▶ **Material**:
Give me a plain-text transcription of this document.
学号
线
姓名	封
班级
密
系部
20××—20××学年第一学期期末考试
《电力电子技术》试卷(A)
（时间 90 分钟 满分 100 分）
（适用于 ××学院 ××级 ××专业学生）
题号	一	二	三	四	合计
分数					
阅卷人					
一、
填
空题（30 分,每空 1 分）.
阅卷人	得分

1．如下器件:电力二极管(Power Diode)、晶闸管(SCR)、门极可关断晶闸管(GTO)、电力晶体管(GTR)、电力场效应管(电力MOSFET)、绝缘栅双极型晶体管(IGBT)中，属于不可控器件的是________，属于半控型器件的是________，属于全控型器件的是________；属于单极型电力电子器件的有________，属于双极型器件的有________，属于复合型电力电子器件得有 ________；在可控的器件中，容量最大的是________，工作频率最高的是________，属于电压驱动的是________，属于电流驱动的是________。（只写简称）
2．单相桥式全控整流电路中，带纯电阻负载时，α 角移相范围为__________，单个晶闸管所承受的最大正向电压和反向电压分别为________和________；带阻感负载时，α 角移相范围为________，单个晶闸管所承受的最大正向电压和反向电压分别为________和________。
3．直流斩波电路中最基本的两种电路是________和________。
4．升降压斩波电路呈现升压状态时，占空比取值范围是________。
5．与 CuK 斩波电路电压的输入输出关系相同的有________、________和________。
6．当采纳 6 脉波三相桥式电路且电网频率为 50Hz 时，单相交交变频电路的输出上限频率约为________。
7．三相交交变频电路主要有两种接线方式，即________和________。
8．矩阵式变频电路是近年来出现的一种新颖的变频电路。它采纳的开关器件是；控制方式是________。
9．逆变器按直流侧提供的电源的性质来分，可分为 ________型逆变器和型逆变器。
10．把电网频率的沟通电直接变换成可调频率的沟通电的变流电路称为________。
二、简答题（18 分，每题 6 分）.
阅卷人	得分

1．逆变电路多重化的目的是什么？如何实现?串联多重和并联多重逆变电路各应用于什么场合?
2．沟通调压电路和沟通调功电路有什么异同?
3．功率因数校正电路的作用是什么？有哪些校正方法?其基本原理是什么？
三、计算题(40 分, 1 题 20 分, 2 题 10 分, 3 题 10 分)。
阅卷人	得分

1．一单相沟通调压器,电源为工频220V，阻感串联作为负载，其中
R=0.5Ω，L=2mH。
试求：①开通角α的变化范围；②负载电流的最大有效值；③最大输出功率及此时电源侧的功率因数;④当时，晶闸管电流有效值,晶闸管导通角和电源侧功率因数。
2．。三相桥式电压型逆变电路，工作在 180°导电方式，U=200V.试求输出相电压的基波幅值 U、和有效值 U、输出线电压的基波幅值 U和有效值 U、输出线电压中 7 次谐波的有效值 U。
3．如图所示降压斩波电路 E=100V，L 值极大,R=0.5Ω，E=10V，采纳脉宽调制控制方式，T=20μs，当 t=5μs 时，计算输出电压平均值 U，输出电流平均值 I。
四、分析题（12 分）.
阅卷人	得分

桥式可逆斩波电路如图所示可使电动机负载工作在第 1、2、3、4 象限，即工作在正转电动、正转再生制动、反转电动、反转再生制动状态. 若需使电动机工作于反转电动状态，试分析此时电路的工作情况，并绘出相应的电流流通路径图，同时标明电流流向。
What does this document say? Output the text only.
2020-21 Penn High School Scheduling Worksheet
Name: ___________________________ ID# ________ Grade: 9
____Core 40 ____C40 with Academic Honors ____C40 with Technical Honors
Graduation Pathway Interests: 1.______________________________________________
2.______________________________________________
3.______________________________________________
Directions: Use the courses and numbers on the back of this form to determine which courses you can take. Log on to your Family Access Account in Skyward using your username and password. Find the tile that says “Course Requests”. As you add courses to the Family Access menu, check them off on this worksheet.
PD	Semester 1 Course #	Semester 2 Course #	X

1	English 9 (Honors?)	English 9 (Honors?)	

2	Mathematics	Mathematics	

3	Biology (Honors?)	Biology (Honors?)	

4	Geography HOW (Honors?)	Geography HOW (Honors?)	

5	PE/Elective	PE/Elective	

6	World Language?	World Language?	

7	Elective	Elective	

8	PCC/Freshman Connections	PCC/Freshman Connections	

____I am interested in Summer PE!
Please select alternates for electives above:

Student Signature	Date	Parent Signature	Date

▶ **Challenge**: All of the entries should be written out again exactly.

▶ **Task answer**:
Give me a plain-text transcription of this document.
学号
线
姓名	封
班级
密
系部
20××—20××学年第一学期期末考试
《电力电子技术》试卷(A)
（时间 90 分钟 满分 100 分）
（适用于 ××学院 ××级 ××专业学生）
题号	一	二	三	四	合计
分数					
阅卷人					
一、
填
空题（30 分,每空 1 分）.
阅卷人	得分

1．如下器件:电力二极管(Power Diode)、晶闸管(SCR)、门极可关断晶闸管(GTO)、电力晶体管(GTR)、电力场效应管(电力MOSFET)、绝缘栅双极型晶体管(IGBT)中，属于不可控器件的是________，属于半控型器件的是________，属于全控型器件的是________；属于单极型电力电子器件的有________，属于双极型器件的有________，属于复合型电力电子器件得有 ________；在可控的器件中，容量最大的是________，工作频率最高的是________，属于电压驱动的是________，属于电流驱动的是________。（只写简称）
2．单相桥式全控整流电路中，带纯电阻负载时，α 角移相范围为__________，单个晶闸管所承受的最大正向电压和反向电压分别为________和________；带阻感负载时，α 角移相范围为________，单个晶闸管所承受的最大正向电压和反向电压分别为________和________。
3．直流斩波电路中最基本的两种电路是________和________。
4．升降压斩波电路呈现升压状态时，占空比取值范围是________。
5．与 CuK 斩波电路电压的输入输出关系相同的有________、________和________。
6．当采纳 6 脉波三相桥式电路且电网频率为 50Hz 时，单相交交变频电路的输出上限频率约为________。
7．三相交交变频电路主要有两种接线方式，即________和________。
8．矩阵式变频电路是近年来出现的一种新颖的变频电路。它采纳的开关器件是；控制方式是________。
9．逆变器按直流侧提供的电源的性质来分，可分为 ________型逆变器和型逆变器。
10．把电网频率的沟通电直接变换成可调频率的沟通电的变流电路称为________。
二、简答题（18 分，每题 6 分）.
阅卷人	得分

1．逆变电路多重化的目的是什么？如何实现?串联多重和并联多重逆变电路各应用于什么场合?
2．沟通调压电路和沟通调功电路有什么异同?
3．功率因数校正电路的作用是什么？有哪些校正方法?其基本原理是什么？
三、计算题(40 分, 1 题 20 分, 2 题 10 分, 3 题 10 分)。
阅卷人	得分

1．一单相沟通调压器,电源为工频220V，阻感串联作为负载，其中
R=0.5Ω，L=2mH。
试求：①开通角α的变化范围；②负载电流的最大有效值；③最大输出功率及此时电源侧的功率因数;④当时，晶闸管电流有效值,晶闸管导通角和电源侧功率因数。
2．。三相桥式电压型逆变电路，工作在 180°导电方式，U=200V.试求输出相电压的基波幅值 U、和有效值 U、输出线电压的基波幅值 U和有效值 U、输出线电压中 7 次谐波的有效值 U。
3．如图所示降压斩波电路 E=100V，L 值极大,R=0.5Ω，E=10V，采纳脉宽调制控制方式，T=20μs，当 t=5μs 时，计算输出电压平均值 U，输出电流平均值 I。
四、分析题（12 分）.
阅卷人	得分

桥式可逆斩波电路如图所示可使电动机负载工作在第 1、2、3、4 象限，即工作在正转电动、正转再生制动、反转电动、反转再生制动状态. 若需使电动机工作于反转电动状态，试分析此时电路的工作情况，并绘出相应的电流流通路径图，同时标明电流流向。
What does this document say? Output the text only.
2020-21 Penn High School Scheduling Worksheet
Name: ___________________________ ID# ________ Grade: 9
____Core 40 ____C40 with Academic Honors ____C40 with Technical Honors
Graduation Pathway Interests: 1.______________________________________________
2.______________________________________________
3.______________________________________________
Directions: Use the courses and numbers on the back of this form to determine which courses you can take. Log on to your Family Access Account in Skyward using your username and password. Find the tile that says “Course Requests”. As you add courses to the Family Access menu, check them off on this worksheet.
PD	Semester 1 Course #	Semester 2 Course #	X

1	English 9 (Honors?)	English 9 (Honors?)	

2	Mathematics	Mathematics	

3	Biology (Honors?)	Biology (Honors?)	

4	Geography HOW (Honors?)	Geography HOW (Honors?)	

5	PE/Elective	PE/Elective	

6	World Language?	World Language?	

7	Elective	Elective	

8	PCC/Freshman Connections	PCC/Freshman Connections	

____I am interested in Summer PE!
Please select alternates for electives above:

Student Signature	Date	Parent Signature	Date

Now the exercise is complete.